◆ WHAT IS ASKED
Quote exactly, and only, the lines from the one containing "Convert this document image to plain text." through the end of the material below. Skip pictures.

::: RECORDED DATA

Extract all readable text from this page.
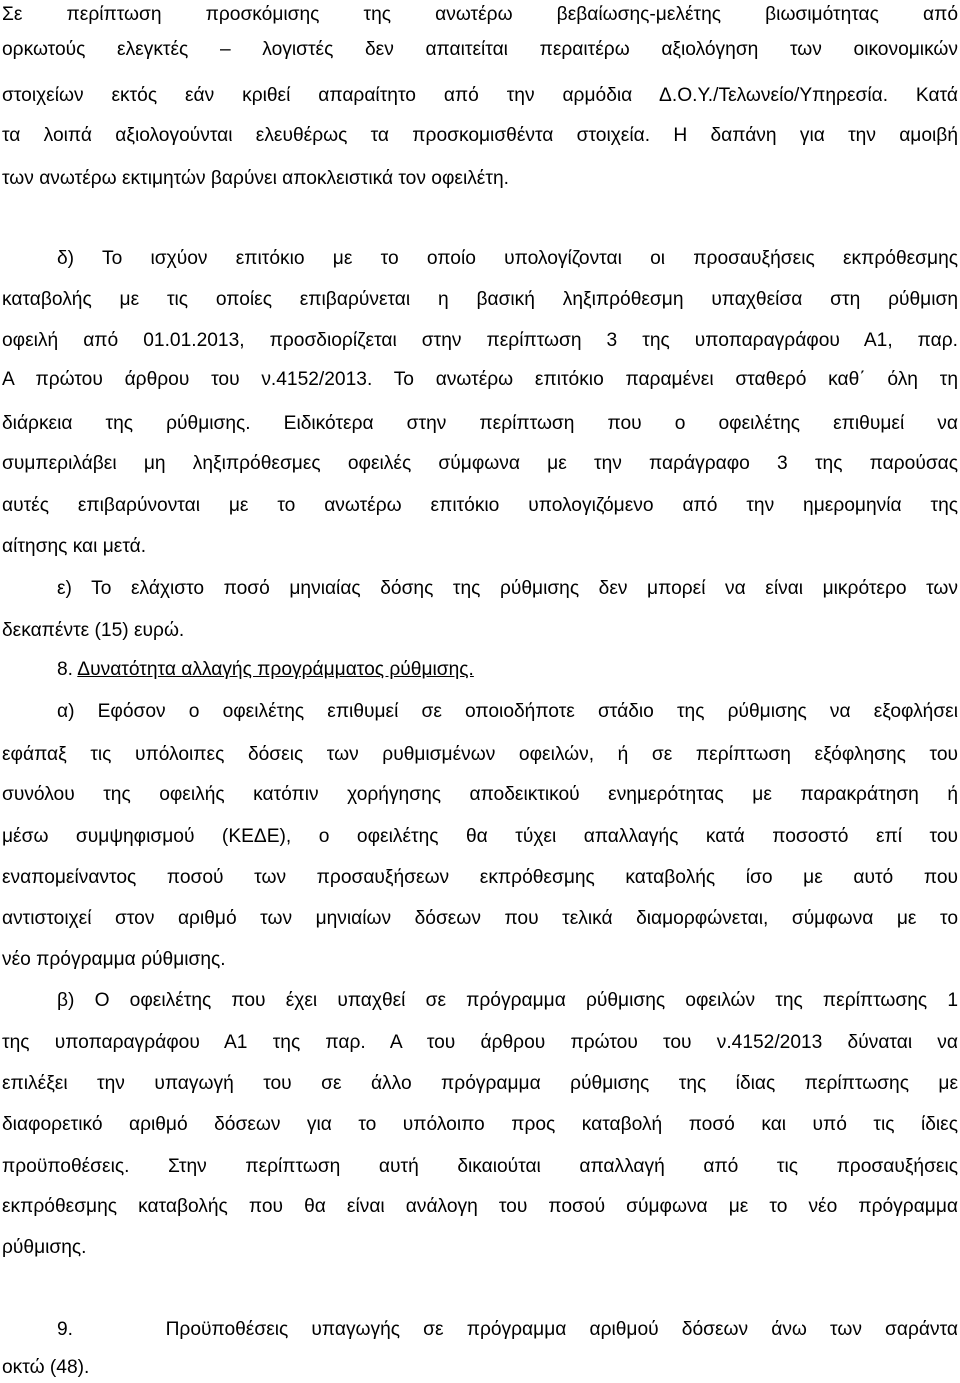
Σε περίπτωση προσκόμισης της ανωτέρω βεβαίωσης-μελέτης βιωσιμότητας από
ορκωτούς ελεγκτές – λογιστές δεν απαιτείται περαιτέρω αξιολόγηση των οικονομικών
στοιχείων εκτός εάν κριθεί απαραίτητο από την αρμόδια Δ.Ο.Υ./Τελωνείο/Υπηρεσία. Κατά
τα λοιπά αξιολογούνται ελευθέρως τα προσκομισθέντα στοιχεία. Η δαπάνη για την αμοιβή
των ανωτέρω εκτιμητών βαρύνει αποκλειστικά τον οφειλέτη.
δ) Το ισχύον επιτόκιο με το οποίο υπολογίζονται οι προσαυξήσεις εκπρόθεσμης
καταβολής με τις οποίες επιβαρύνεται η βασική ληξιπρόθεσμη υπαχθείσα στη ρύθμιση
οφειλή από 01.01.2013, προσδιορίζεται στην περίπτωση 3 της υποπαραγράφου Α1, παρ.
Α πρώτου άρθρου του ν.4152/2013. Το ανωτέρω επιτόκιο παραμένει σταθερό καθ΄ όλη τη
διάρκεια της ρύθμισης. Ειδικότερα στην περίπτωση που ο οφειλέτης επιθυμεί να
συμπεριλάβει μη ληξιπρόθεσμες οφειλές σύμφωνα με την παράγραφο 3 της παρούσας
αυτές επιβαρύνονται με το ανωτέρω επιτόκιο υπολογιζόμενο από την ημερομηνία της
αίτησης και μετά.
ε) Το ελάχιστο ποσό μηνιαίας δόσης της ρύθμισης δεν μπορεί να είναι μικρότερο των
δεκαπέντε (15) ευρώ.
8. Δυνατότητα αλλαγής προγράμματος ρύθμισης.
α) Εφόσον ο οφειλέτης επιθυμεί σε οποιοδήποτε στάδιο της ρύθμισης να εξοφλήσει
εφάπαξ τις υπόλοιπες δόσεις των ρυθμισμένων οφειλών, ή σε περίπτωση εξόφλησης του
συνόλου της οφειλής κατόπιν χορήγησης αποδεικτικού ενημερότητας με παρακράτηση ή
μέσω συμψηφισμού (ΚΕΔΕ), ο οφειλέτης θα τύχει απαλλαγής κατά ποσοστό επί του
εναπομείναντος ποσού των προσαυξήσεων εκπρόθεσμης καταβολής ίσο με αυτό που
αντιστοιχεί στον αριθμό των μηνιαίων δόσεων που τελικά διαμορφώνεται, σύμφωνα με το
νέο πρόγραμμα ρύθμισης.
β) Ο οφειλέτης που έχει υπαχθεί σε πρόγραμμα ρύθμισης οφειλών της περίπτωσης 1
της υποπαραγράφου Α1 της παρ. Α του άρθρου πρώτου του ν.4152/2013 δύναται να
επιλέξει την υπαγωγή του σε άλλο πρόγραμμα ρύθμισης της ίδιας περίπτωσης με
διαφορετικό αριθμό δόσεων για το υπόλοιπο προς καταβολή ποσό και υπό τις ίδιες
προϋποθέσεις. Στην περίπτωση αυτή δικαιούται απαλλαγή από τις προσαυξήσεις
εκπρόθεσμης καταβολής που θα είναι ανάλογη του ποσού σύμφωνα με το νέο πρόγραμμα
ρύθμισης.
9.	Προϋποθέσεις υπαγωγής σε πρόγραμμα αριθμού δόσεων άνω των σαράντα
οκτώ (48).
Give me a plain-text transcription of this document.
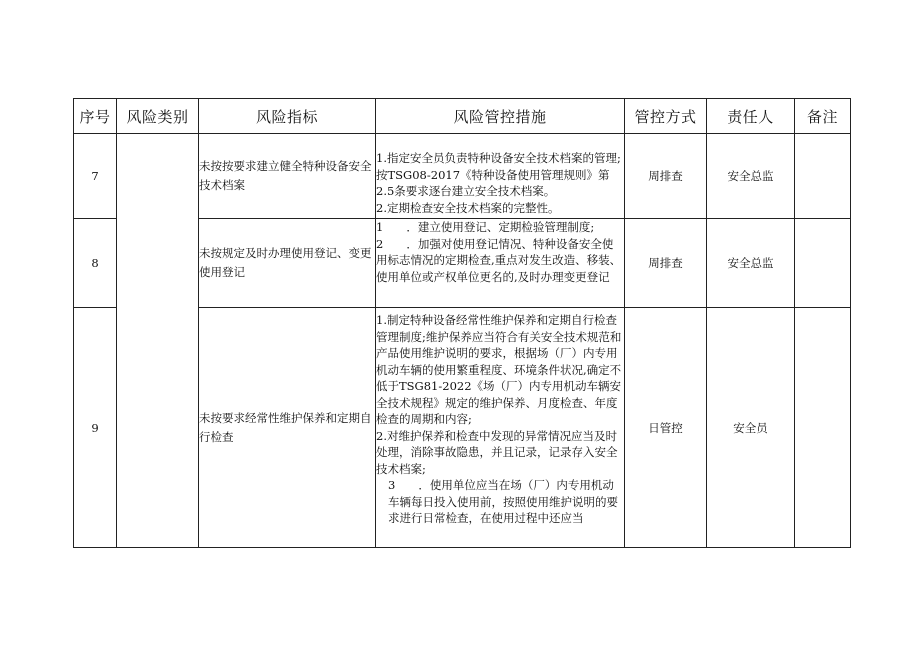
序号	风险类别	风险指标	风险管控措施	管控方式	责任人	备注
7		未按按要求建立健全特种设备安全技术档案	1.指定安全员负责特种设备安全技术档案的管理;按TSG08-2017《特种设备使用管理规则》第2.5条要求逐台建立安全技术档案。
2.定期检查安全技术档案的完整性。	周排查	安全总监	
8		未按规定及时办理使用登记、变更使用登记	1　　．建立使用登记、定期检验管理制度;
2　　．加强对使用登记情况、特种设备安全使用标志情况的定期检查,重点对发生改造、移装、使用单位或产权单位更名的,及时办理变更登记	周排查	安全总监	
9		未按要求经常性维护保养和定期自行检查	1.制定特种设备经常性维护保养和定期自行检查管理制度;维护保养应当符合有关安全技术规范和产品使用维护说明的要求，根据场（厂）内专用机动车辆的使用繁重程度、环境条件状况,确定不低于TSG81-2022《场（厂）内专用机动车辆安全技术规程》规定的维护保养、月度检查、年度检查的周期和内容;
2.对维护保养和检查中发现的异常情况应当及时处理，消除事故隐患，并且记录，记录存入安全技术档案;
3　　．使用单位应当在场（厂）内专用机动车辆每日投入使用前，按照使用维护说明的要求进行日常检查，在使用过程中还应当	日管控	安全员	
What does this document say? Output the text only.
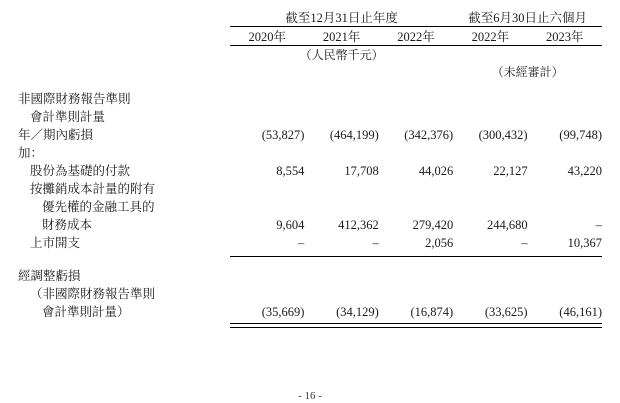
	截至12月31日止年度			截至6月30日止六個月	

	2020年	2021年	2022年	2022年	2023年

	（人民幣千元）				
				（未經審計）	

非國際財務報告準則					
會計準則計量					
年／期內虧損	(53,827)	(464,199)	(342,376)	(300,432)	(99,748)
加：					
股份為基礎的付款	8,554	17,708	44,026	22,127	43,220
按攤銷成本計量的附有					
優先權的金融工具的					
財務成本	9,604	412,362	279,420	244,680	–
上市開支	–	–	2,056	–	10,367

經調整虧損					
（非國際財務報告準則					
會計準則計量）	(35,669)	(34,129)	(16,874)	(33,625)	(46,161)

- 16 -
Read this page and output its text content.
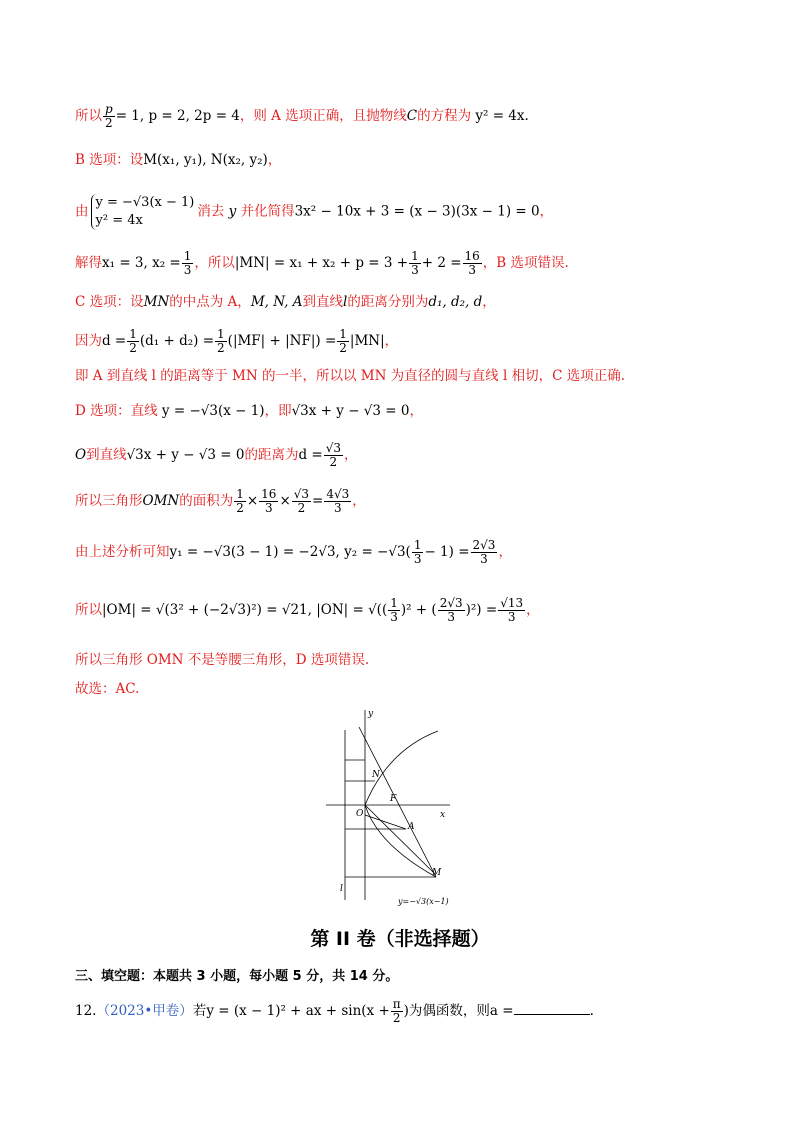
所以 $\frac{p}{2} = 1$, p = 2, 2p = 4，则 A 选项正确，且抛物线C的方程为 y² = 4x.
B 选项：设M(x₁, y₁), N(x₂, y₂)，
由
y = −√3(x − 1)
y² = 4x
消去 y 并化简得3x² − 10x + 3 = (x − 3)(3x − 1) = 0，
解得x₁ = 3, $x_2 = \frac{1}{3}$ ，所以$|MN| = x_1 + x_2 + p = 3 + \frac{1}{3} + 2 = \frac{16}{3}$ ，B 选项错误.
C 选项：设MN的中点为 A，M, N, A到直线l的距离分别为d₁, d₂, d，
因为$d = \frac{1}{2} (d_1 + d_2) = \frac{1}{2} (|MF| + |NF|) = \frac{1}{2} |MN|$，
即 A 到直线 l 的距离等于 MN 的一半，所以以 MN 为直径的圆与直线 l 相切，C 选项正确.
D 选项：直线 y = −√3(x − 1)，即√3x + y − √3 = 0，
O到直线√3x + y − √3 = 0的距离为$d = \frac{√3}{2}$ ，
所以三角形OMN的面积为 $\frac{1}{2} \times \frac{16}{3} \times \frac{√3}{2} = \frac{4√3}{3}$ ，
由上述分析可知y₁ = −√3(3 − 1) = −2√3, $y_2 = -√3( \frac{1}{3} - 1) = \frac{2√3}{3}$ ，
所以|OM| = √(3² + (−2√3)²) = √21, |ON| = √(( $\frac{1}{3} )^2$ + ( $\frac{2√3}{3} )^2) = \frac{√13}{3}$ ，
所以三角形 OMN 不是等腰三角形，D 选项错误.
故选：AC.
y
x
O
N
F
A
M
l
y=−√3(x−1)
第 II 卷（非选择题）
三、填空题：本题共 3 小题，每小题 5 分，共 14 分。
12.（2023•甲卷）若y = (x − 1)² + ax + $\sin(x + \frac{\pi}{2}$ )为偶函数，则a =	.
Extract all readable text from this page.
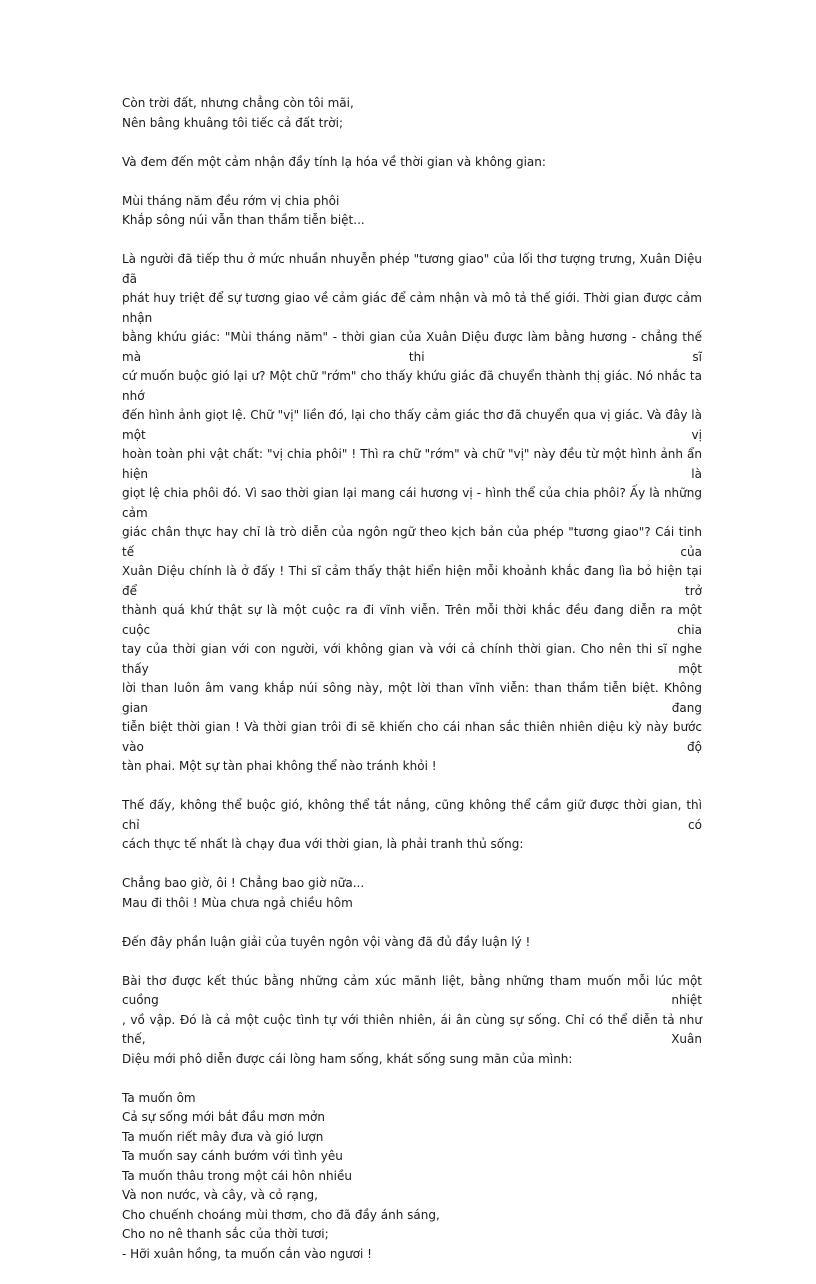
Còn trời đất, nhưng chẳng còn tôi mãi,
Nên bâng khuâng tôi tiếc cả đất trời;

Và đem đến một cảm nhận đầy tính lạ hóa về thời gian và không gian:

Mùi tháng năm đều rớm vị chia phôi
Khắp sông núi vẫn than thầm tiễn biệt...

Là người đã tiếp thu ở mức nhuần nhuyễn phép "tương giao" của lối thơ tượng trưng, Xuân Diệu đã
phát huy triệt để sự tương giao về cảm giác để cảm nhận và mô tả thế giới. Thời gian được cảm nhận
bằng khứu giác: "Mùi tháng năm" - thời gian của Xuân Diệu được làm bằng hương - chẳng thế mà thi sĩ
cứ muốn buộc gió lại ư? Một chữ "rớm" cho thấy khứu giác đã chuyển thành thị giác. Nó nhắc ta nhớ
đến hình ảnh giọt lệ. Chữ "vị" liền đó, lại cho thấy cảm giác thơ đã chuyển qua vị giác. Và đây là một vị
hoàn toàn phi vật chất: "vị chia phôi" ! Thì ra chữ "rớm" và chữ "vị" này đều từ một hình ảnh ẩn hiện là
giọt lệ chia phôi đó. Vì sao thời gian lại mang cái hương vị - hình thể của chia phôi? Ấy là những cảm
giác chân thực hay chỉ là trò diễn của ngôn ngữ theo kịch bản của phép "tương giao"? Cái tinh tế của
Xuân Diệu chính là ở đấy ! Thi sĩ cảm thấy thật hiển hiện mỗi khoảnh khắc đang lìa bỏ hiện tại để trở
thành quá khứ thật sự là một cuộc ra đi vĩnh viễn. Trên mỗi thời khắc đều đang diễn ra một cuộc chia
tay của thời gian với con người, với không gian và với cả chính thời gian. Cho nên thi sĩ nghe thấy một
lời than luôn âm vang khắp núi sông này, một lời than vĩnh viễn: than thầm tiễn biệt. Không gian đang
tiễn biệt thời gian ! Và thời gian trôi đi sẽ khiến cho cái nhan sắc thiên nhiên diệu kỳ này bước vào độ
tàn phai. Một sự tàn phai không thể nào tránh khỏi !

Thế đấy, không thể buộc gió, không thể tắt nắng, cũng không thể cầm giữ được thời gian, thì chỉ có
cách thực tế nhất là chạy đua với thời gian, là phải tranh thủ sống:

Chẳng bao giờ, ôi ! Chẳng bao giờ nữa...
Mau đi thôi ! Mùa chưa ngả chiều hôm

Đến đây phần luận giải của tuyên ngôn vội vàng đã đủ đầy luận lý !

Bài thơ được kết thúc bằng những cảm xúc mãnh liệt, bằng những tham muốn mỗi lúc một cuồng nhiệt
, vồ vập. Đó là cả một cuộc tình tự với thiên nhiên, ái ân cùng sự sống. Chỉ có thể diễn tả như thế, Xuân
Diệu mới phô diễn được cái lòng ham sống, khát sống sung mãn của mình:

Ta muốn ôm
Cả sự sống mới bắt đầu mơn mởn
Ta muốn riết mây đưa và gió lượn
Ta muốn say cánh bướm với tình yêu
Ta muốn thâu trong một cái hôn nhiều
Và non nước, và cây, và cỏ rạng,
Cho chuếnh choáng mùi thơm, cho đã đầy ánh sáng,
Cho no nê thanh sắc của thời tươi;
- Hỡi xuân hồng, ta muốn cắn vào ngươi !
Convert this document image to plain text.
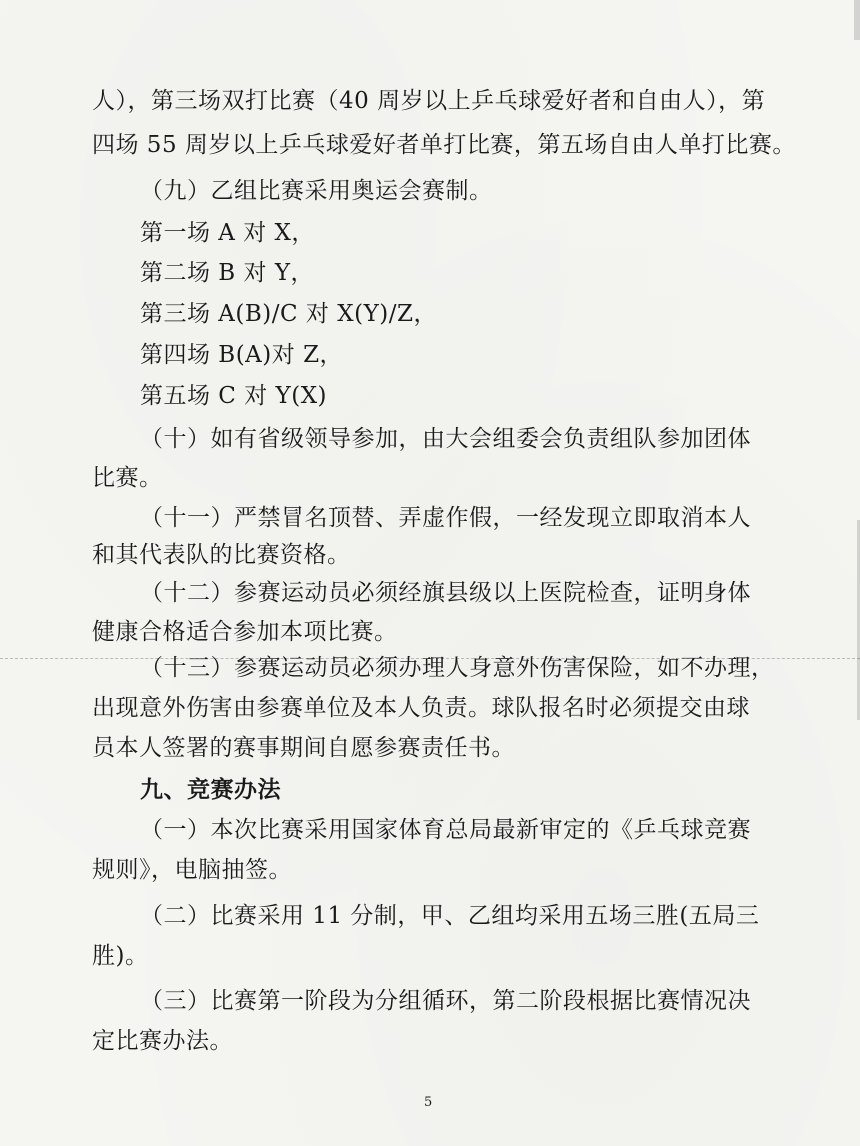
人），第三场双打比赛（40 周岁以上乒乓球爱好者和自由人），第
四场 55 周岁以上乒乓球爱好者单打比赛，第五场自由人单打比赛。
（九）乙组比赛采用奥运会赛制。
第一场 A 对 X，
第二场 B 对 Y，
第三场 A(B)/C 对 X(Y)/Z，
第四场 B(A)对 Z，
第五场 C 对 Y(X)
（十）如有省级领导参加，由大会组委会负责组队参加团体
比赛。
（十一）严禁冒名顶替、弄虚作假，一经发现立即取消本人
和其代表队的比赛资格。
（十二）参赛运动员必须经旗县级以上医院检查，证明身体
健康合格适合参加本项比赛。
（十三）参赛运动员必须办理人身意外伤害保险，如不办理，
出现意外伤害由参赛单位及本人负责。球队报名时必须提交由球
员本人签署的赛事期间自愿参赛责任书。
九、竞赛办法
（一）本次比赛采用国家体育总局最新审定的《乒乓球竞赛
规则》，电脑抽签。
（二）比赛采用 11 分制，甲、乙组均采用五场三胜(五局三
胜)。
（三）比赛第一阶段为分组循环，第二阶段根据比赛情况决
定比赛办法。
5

::::::

◆ TASK RESPONSE
Convert this document image to plain text.
人），第三场双打比赛（40 周岁以上乒乓球爱好者和自由人），第
四场 55 周岁以上乒乓球爱好者单打比赛，第五场自由人单打比赛。
（九）乙组比赛采用奥运会赛制。
第一场 A 对 X，
第二场 B 对 Y，
第三场 A(B)/C 对 X(Y)/Z，
第四场 B(A)对 Z，
第五场 C 对 Y(X)
（十）如有省级领导参加，由大会组委会负责组队参加团体
比赛。
（十一）严禁冒名顶替、弄虚作假，一经发现立即取消本人
和其代表队的比赛资格。
（十二）参赛运动员必须经旗县级以上医院检查，证明身体
健康合格适合参加本项比赛。
（十三）参赛运动员必须办理人身意外伤害保险，如不办理，
出现意外伤害由参赛单位及本人负责。球队报名时必须提交由球
员本人签署的赛事期间自愿参赛责任书。
九、竞赛办法
（一）本次比赛采用国家体育总局最新审定的《乒乓球竞赛
规则》，电脑抽签。
（二）比赛采用 11 分制，甲、乙组均采用五场三胜(五局三
胜)。
（三）比赛第一阶段为分组循环，第二阶段根据比赛情况决
定比赛办法。
5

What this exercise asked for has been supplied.